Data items
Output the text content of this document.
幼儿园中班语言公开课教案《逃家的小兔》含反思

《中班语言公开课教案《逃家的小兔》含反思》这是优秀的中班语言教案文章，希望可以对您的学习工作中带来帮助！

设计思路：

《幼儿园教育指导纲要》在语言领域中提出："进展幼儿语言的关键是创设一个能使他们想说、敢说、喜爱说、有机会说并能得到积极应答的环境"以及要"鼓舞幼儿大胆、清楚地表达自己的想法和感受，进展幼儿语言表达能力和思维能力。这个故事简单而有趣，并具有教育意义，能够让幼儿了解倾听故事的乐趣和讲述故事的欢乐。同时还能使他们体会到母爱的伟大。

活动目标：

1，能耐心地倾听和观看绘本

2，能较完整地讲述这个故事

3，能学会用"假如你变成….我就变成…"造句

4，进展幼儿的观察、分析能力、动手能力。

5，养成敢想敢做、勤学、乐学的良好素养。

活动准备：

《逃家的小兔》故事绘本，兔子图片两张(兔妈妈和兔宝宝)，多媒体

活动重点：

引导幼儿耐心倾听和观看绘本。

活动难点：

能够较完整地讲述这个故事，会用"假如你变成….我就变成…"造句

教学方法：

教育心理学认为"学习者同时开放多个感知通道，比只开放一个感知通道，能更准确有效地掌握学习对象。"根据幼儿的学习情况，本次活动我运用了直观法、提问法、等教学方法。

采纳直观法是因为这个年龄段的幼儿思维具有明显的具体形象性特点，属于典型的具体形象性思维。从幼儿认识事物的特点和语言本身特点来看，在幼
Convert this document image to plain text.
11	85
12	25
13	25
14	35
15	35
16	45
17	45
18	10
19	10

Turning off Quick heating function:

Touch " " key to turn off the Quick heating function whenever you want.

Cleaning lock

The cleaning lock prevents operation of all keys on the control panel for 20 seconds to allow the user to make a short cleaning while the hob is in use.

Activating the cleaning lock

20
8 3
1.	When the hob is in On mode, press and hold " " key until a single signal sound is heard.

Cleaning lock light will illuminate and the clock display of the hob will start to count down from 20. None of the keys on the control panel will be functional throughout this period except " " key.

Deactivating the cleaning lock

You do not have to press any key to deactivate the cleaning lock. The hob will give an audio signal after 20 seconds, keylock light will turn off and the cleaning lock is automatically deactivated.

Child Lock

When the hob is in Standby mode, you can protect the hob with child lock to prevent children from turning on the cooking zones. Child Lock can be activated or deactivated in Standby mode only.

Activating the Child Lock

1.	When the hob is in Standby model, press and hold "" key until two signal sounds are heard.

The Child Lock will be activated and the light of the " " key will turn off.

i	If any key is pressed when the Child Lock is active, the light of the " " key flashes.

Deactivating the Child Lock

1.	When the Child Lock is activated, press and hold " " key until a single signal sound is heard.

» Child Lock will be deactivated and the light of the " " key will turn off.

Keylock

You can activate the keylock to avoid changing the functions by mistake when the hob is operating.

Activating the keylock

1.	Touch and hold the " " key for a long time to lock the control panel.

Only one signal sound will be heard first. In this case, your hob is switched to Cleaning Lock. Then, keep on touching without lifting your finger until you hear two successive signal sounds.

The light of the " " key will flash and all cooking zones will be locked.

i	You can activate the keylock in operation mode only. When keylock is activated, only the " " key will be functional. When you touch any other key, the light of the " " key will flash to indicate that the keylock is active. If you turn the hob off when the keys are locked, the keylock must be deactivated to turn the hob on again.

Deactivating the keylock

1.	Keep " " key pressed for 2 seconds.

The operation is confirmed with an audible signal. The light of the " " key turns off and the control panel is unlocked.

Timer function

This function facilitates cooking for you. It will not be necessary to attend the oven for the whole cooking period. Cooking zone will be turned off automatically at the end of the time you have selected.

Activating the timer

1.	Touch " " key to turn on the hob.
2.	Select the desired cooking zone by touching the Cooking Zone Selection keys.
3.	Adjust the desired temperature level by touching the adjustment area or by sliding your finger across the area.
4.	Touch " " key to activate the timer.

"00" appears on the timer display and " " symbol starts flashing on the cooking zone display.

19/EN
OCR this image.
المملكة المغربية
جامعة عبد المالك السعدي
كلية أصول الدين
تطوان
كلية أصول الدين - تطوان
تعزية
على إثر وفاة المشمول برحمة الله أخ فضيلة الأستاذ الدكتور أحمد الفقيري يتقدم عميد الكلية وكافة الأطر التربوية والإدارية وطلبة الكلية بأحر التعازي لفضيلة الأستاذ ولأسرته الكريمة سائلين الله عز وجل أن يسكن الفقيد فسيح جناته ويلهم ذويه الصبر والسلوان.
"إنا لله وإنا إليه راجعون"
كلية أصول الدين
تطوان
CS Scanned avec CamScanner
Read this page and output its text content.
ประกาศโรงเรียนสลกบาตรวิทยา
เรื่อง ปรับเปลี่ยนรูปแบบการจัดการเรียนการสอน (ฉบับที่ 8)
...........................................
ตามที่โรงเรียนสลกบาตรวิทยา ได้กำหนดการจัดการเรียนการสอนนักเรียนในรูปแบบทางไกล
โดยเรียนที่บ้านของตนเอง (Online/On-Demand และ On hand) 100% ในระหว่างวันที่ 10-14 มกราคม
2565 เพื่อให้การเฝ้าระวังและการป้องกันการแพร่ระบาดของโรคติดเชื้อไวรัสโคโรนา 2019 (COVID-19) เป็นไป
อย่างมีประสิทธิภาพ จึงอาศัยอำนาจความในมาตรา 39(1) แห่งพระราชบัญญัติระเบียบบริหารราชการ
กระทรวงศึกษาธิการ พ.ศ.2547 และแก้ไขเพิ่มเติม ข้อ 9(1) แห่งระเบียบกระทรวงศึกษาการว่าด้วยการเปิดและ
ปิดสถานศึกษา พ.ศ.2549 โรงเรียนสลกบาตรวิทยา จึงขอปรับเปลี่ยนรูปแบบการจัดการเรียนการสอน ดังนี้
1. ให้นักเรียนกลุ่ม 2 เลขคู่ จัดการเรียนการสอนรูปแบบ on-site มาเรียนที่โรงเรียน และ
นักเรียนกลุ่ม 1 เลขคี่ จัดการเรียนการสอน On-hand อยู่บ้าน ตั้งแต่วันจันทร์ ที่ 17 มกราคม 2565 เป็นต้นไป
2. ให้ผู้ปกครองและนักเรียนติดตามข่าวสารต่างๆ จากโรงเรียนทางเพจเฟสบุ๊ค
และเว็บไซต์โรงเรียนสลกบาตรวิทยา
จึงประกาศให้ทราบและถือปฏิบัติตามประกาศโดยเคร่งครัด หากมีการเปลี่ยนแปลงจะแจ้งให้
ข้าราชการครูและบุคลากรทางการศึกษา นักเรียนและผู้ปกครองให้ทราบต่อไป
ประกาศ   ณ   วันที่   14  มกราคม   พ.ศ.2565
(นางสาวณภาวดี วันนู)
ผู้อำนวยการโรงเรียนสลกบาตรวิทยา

### REQUIRED TASK
Faithfully copy every entry, leaving nothing out.

### SOLUTION FOR THIS TASK
Output the text content of this document.
幼儿园中班语言公开课教案《逃家的小兔》含反思

《中班语言公开课教案《逃家的小兔》含反思》这是优秀的中班语言教案文章，希望可以对您的学习工作中带来帮助！

设计思路：

《幼儿园教育指导纲要》在语言领域中提出："进展幼儿语言的关键是创设一个能使他们想说、敢说、喜爱说、有机会说并能得到积极应答的环境"以及要"鼓舞幼儿大胆、清楚地表达自己的想法和感受，进展幼儿语言表达能力和思维能力。这个故事简单而有趣，并具有教育意义，能够让幼儿了解倾听故事的乐趣和讲述故事的欢乐。同时还能使他们体会到母爱的伟大。

活动目标：

1，能耐心地倾听和观看绘本

2，能较完整地讲述这个故事

3，能学会用"假如你变成….我就变成…"造句

4，进展幼儿的观察、分析能力、动手能力。

5，养成敢想敢做、勤学、乐学的良好素养。

活动准备：

《逃家的小兔》故事绘本，兔子图片两张(兔妈妈和兔宝宝)，多媒体

活动重点：

引导幼儿耐心倾听和观看绘本。

活动难点：

能够较完整地讲述这个故事，会用"假如你变成….我就变成…"造句

教学方法：

教育心理学认为"学习者同时开放多个感知通道，比只开放一个感知通道，能更准确有效地掌握学习对象。"根据幼儿的学习情况，本次活动我运用了直观法、提问法、等教学方法。

采纳直观法是因为这个年龄段的幼儿思维具有明显的具体形象性特点，属于典型的具体形象性思维。从幼儿认识事物的特点和语言本身特点来看，在幼
Convert this document image to plain text.
11	85
12	25
13	25
14	35
15	35
16	45
17	45
18	10
19	10

Turning off Quick heating function:

Touch " " key to turn off the Quick heating function whenever you want.

Cleaning lock

The cleaning lock prevents operation of all keys on the control panel for 20 seconds to allow the user to make a short cleaning while the hob is in use.

Activating the cleaning lock

20
8 3
1.	When the hob is in On mode, press and hold " " key until a single signal sound is heard.

Cleaning lock light will illuminate and the clock display of the hob will start to count down from 20. None of the keys on the control panel will be functional throughout this period except " " key.

Deactivating the cleaning lock

You do not have to press any key to deactivate the cleaning lock. The hob will give an audio signal after 20 seconds, keylock light will turn off and the cleaning lock is automatically deactivated.

Child Lock

When the hob is in Standby mode, you can protect the hob with child lock to prevent children from turning on the cooking zones. Child Lock can be activated or deactivated in Standby mode only.

Activating the Child Lock

1.	When the hob is in Standby model, press and hold "" key until two signal sounds are heard.

The Child Lock will be activated and the light of the " " key will turn off.

i	If any key is pressed when the Child Lock is active, the light of the " " key flashes.

Deactivating the Child Lock

1.	When the Child Lock is activated, press and hold " " key until a single signal sound is heard.

» Child Lock will be deactivated and the light of the " " key will turn off.

Keylock

You can activate the keylock to avoid changing the functions by mistake when the hob is operating.

Activating the keylock

1.	Touch and hold the " " key for a long time to lock the control panel.

Only one signal sound will be heard first. In this case, your hob is switched to Cleaning Lock. Then, keep on touching without lifting your finger until you hear two successive signal sounds.

The light of the " " key will flash and all cooking zones will be locked.

i	You can activate the keylock in operation mode only. When keylock is activated, only the " " key will be functional. When you touch any other key, the light of the " " key will flash to indicate that the keylock is active. If you turn the hob off when the keys are locked, the keylock must be deactivated to turn the hob on again.

Deactivating the keylock

1.	Keep " " key pressed for 2 seconds.

The operation is confirmed with an audible signal. The light of the " " key turns off and the control panel is unlocked.

Timer function

This function facilitates cooking for you. It will not be necessary to attend the oven for the whole cooking period. Cooking zone will be turned off automatically at the end of the time you have selected.

Activating the timer

1.	Touch " " key to turn on the hob.
2.	Select the desired cooking zone by touching the Cooking Zone Selection keys.
3.	Adjust the desired temperature level by touching the adjustment area or by sliding your finger across the area.
4.	Touch " " key to activate the timer.

"00" appears on the timer display and " " symbol starts flashing on the cooking zone display.

19/EN
OCR this image.
المملكة المغربية
جامعة عبد المالك السعدي
كلية أصول الدين
تطوان
كلية أصول الدين - تطوان
تعزية
على إثر وفاة المشمول برحمة الله أخ فضيلة الأستاذ الدكتور أحمد الفقيري يتقدم عميد الكلية وكافة الأطر التربوية والإدارية وطلبة الكلية بأحر التعازي لفضيلة الأستاذ ولأسرته الكريمة سائلين الله عز وجل أن يسكن الفقيد فسيح جناته ويلهم ذويه الصبر والسلوان.
"إنا لله وإنا إليه راجعون"
كلية أصول الدين
تطوان
CS Scanned avec CamScanner
Read this page and output its text content.
ประกาศโรงเรียนสลกบาตรวิทยา
เรื่อง ปรับเปลี่ยนรูปแบบการจัดการเรียนการสอน (ฉบับที่ 8)
...........................................
ตามที่โรงเรียนสลกบาตรวิทยา ได้กำหนดการจัดการเรียนการสอนนักเรียนในรูปแบบทางไกล
โดยเรียนที่บ้านของตนเอง (Online/On-Demand และ On hand) 100% ในระหว่างวันที่ 10-14 มกราคม
2565 เพื่อให้การเฝ้าระวังและการป้องกันการแพร่ระบาดของโรคติดเชื้อไวรัสโคโรนา 2019 (COVID-19) เป็นไป
อย่างมีประสิทธิภาพ จึงอาศัยอำนาจความในมาตรา 39(1) แห่งพระราชบัญญัติระเบียบบริหารราชการ
กระทรวงศึกษาธิการ พ.ศ.2547 และแก้ไขเพิ่มเติม ข้อ 9(1) แห่งระเบียบกระทรวงศึกษาการว่าด้วยการเปิดและ
ปิดสถานศึกษา พ.ศ.2549 โรงเรียนสลกบาตรวิทยา จึงขอปรับเปลี่ยนรูปแบบการจัดการเรียนการสอน ดังนี้
1. ให้นักเรียนกลุ่ม 2 เลขคู่ จัดการเรียนการสอนรูปแบบ on-site มาเรียนที่โรงเรียน และ
นักเรียนกลุ่ม 1 เลขคี่ จัดการเรียนการสอน On-hand อยู่บ้าน ตั้งแต่วันจันทร์ ที่ 17 มกราคม 2565 เป็นต้นไป
2. ให้ผู้ปกครองและนักเรียนติดตามข่าวสารต่างๆ จากโรงเรียนทางเพจเฟสบุ๊ค
และเว็บไซต์โรงเรียนสลกบาตรวิทยา
จึงประกาศให้ทราบและถือปฏิบัติตามประกาศโดยเคร่งครัด หากมีการเปลี่ยนแปลงจะแจ้งให้
ข้าราชการครูและบุคลากรทางการศึกษา นักเรียนและผู้ปกครองให้ทราบต่อไป
ประกาศ   ณ   วันที่   14  มกราคม   พ.ศ.2565
(นางสาวณภาวดี วันนู)
ผู้อำนวยการโรงเรียนสลกบาตรวิทยา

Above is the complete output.